To-do list:
**1.** Answer these questions about the Nexus SSO-patch reply:
(a) Into which directory under ${NEXUS_HOME} should the scripts and configs be copied?
(b) Which error code does the reply say will always be returned?
(c) Which debug level does it suggest enabling for the root logger, and in which file?
**2.** Swap "container" for "virtual machine" in the Nexus SSO-patch reply, and write out the passage from "To applying SSO-patch" to "outside of Docker.".
**3.** Carry on the Nexus SSO-patch reply from the point where it stops.

START Document extract

To applying SSO-patch your Nexus instance you need to follow all instructions from https://github.com/a-langer/nexus-sso/blob/main/Dockerfile, including copying scripts and configs to ${NEXUS_HOME}/etc/sso/script/com/github/alanger/nexus/bootstrap/.

I can assume that Nexus outside the container determines the current directory differently, therefore it cannot read some configuration files (in all configs, a relative path to the ETC directory is used). The error returned will always be error 500, because it is any internal server error. To see more information you can enabling in logback.xml the TRACE debug level for the root logger:

<root level="${root.level:-TRACE}">
...

Please give feedback if you manage to find the right settings to apply the SSO-patch outside of Docker.

END Document extract
START Entries supplied

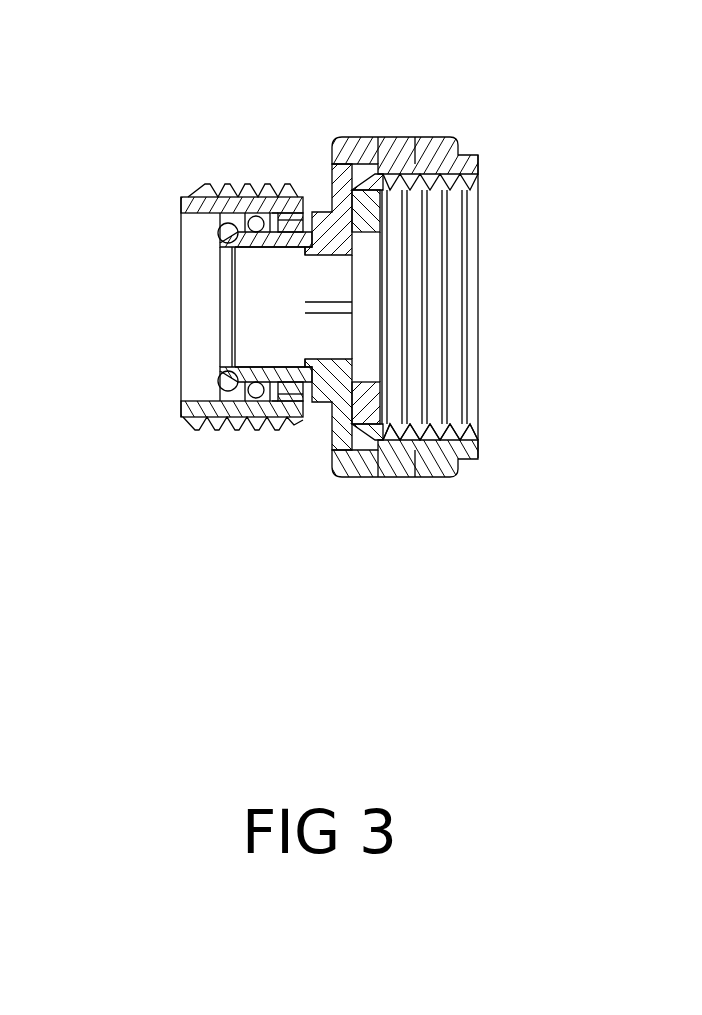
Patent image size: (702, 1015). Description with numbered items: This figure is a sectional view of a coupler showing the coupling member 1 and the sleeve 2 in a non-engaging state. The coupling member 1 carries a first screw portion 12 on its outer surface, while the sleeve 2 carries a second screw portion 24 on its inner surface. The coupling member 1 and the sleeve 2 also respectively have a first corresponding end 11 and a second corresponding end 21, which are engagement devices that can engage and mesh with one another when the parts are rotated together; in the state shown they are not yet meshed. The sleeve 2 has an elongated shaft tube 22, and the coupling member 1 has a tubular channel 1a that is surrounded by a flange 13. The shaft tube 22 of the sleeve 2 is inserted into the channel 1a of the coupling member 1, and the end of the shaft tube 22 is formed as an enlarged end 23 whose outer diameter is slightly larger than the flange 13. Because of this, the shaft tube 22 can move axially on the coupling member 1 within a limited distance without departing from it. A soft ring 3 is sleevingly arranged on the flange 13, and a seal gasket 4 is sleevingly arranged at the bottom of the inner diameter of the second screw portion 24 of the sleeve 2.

The coupling member 1 is at (341, 313).
The channel 1a is at (184, 260).
The sleeve 2 is at (341, 366).
The soft ring 3 is at (257, 215).
The seal gasket 4 is at (473, 307).
The first corresponding end 11 is at (300, 198).
The first screw portion 12 is at (222, 185).
The flange 13 is at (214, 248).
The second corresponding end 21 is at (321, 397).
The shaft tube 22 is at (280, 377).
The enlarged end 23 is at (236, 396).
The second screw portion 24 is at (457, 430).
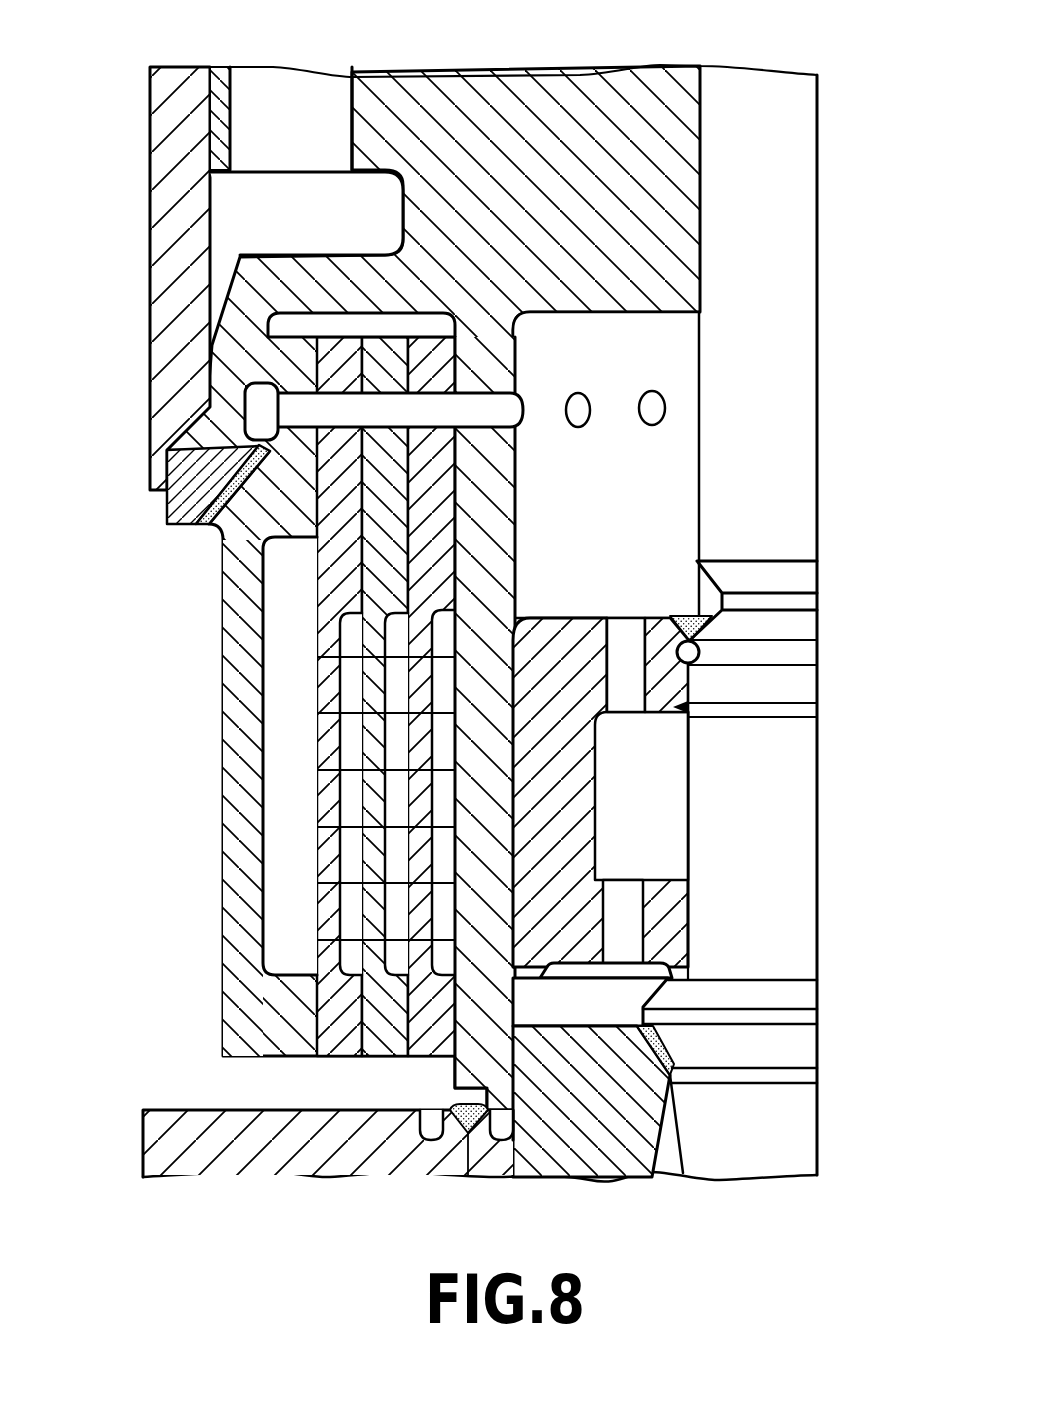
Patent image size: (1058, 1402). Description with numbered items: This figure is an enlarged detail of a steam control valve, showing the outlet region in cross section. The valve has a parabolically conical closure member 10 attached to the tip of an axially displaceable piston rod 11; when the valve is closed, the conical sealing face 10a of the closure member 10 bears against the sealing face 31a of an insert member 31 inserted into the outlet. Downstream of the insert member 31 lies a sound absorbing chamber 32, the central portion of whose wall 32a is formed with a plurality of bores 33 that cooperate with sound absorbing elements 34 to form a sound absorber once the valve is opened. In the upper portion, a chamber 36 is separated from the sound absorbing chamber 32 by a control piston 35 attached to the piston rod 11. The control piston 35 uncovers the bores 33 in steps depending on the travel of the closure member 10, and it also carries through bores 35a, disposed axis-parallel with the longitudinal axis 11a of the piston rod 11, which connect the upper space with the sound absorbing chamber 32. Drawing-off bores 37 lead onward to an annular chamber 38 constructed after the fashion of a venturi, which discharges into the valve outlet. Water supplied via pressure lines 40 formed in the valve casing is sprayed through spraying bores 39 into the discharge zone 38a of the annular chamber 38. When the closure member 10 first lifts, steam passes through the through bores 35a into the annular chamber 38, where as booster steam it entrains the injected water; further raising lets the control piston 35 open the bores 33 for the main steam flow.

The closure member 10 is at (803, 1133).
The conical sealing face 10a is at (663, 1053).
The piston rod 11 is at (775, 78).
The longitudinal axis 11a is at (818, 270).
The insert member 31 is at (505, 1165).
The sealing face 31a is at (655, 995).
The sound absorbing chamber 32 is at (620, 1000).
The wall 32a is at (565, 970).
The bores 33 is at (527, 895).
The sound absorbing elements 34 is at (323, 796).
The control piston 35 is at (660, 630).
The through bores 35a is at (628, 697).
The chamber 36 is at (673, 533).
The drawing-off bores 37 is at (293, 412).
The annular chamber 38 is at (257, 420).
The discharge zone 38a is at (187, 522).
The spraying bores 39 is at (208, 468).
The pressure lines 40 is at (232, 220).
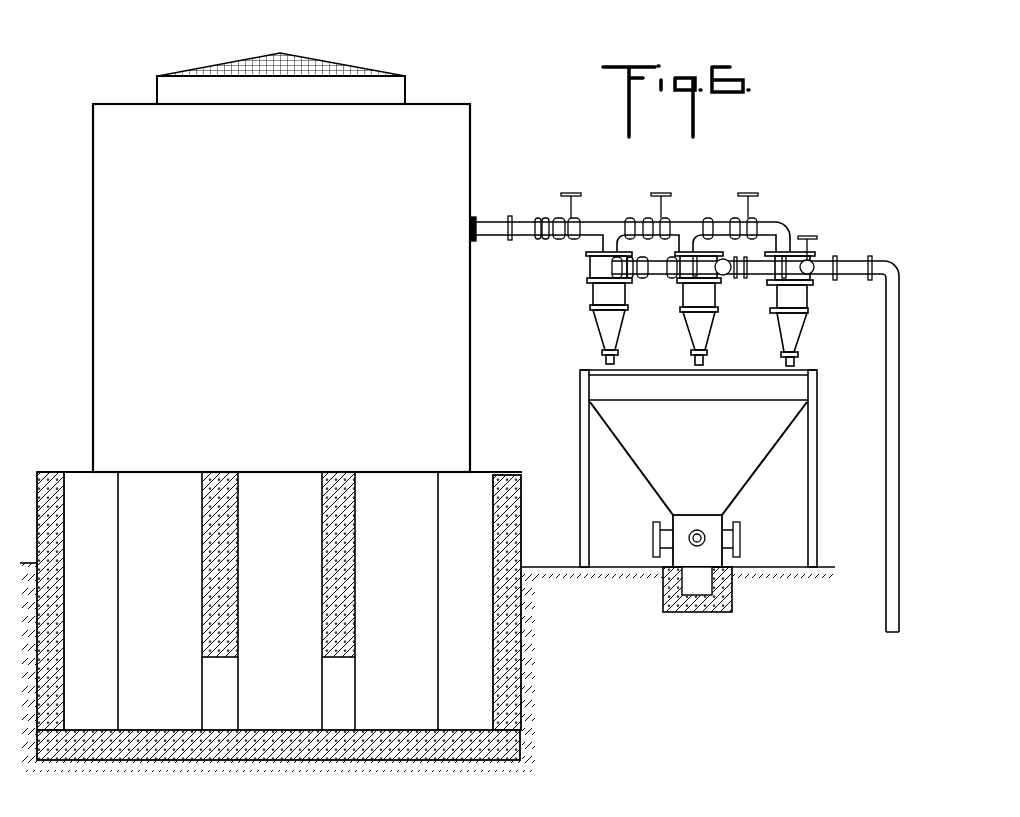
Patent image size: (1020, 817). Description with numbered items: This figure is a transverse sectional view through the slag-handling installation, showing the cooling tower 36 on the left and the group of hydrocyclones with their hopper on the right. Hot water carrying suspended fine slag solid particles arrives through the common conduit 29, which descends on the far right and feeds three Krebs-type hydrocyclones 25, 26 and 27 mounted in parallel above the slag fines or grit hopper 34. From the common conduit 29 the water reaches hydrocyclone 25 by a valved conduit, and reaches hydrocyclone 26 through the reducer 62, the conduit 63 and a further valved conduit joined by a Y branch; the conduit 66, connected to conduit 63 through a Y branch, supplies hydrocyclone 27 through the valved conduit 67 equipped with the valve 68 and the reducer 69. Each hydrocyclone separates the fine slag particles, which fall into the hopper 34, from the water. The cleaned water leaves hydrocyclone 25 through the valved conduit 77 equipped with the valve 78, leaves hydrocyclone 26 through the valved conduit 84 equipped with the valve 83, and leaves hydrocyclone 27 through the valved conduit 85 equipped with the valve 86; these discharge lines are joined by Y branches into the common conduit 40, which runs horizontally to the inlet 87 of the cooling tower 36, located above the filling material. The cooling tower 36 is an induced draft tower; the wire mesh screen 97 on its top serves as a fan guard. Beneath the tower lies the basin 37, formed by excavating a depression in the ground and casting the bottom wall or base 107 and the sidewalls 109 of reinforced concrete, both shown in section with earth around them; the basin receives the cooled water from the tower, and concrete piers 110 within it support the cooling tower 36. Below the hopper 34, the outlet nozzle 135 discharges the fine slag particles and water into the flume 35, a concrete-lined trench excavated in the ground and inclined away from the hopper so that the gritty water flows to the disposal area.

The cooling tower 36 is at (126, 261).
The wire mesh screen 97 is at (322, 66).
The common conduit 40 is at (495, 222).
The inlet 87 is at (476, 240).
The valved conduit 85 is at (546, 240).
The valve 86 is at (563, 240).
The valved conduit 84 is at (642, 218).
The valve 83 is at (662, 222).
The valved conduit 77 is at (722, 225).
The valve 78 is at (749, 230).
The hydrocyclone 27 is at (597, 292).
The hydrocyclone 26 is at (698, 303).
The hydrocyclone 25 is at (798, 300).
The valve 68 is at (663, 276).
The valved conduit 67 is at (684, 276).
The reducer 69 is at (723, 278).
The conduit 66 is at (737, 278).
The conduit 63 is at (784, 280).
The reducer 62 is at (812, 272).
The common conduit 29 is at (887, 380).
The hopper 34 is at (765, 435).
The outlet nozzle 135 is at (697, 528).
The flume 35 is at (740, 594).
The basin 37 is at (519, 469).
The sidewalls 109 is at (52, 472).
The piers 110 is at (205, 610).
The bottom wall or base 107 is at (360, 750).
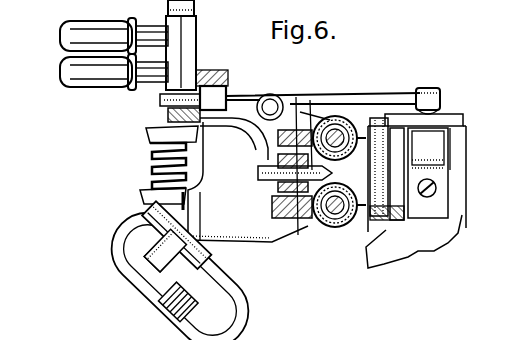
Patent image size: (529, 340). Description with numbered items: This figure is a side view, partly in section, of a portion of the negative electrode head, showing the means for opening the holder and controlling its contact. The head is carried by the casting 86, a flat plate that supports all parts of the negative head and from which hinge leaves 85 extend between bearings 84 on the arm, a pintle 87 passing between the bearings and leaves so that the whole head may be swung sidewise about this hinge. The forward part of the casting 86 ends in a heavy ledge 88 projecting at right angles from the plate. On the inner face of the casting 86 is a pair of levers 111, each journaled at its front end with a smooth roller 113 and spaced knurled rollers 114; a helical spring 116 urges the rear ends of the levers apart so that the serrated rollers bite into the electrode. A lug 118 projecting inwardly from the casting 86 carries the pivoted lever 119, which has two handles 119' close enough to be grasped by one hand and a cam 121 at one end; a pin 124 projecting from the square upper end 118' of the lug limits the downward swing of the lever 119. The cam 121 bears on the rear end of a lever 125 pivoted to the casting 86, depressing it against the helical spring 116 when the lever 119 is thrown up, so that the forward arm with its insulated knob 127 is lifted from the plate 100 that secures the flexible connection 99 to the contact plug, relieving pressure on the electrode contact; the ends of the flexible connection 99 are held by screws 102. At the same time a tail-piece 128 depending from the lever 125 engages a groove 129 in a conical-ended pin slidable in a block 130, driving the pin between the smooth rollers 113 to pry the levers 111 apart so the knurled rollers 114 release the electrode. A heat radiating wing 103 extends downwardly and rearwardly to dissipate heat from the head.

END Entries supplied

Responses to the exercise:
**1.**
(a) ${NEXUS_HOME}/etc/sso/script/com/github/alanger/nexus/bootstrap/
(b) Error 500.
(c) The TRACE level, in logback.xml.

**2.**
To applying SSO-patch your Nexus instance you need to follow all instructions from https://github.com/a-langer/nexus-sso/blob/main/Dockerfile, including copying scripts and configs to ${NEXUS_HOME}/etc/sso/script/com/github/alanger/nexus/bootstrap/.

I can assume that Nexus outside the virtual machine determines the current directory differently, therefore it cannot read some configuration files (in all configs, a relative path to the ETC directory is used). The error returned will always be error 500, because it is any internal server error. To see more information you can enabling in logback.xml the TRACE debug level for the root logger:

<root level="${root.level:-TRACE}">
...

Please give feedback if you manage to find the right settings to apply the SSO-patch outside of Docker.

**3.**
bogdankatishev commented 1 year ago

@a-langer Hello,

I enabled full TRACE logging in nexus logback.xml and the 2 most interesting log traces that I could find were these:

org.apache.shiro.authc.IncorrectCredentialsException: Submitted credentials for token [org.apache.shiro.authc.UsernamePasswordToken - admin, rememberMe=false] did not match the expected credentials.
    at org.apache.shiro.realm.AuthenticatingRealm.assertCredentialsMatch(AuthenticatingRealm.java:603)
    at org.apache.shiro.realm.AuthenticatingRealm.getAuthenticationInfo(AuthenticatingRealm.java:581)
    at org.sonatype.nexus.repository.security.internal.DefaultUserHealthCheck.lambda$1(DefaultUserHealthCheck.java:67)
    at java.util.Optional.map(Optional.java:215)
    at org.sonatype.nexus.repository.security.internal.DefaultUserHealthCheck.check(DefaultUserHealthCheck.java:67)
    at com.codahale.metrics.health.HealthCheck.execute(HealthCheck.java:374)
    at com.codahale.metrics.health.HealthCheckRegistry.runHealthCheck(HealthCheckRegistry.java:160)
    at org.sonatype.nexus.rapture.internal.HealthCheckCacheManager$1.load(HealthCheckCacheManager.java:98)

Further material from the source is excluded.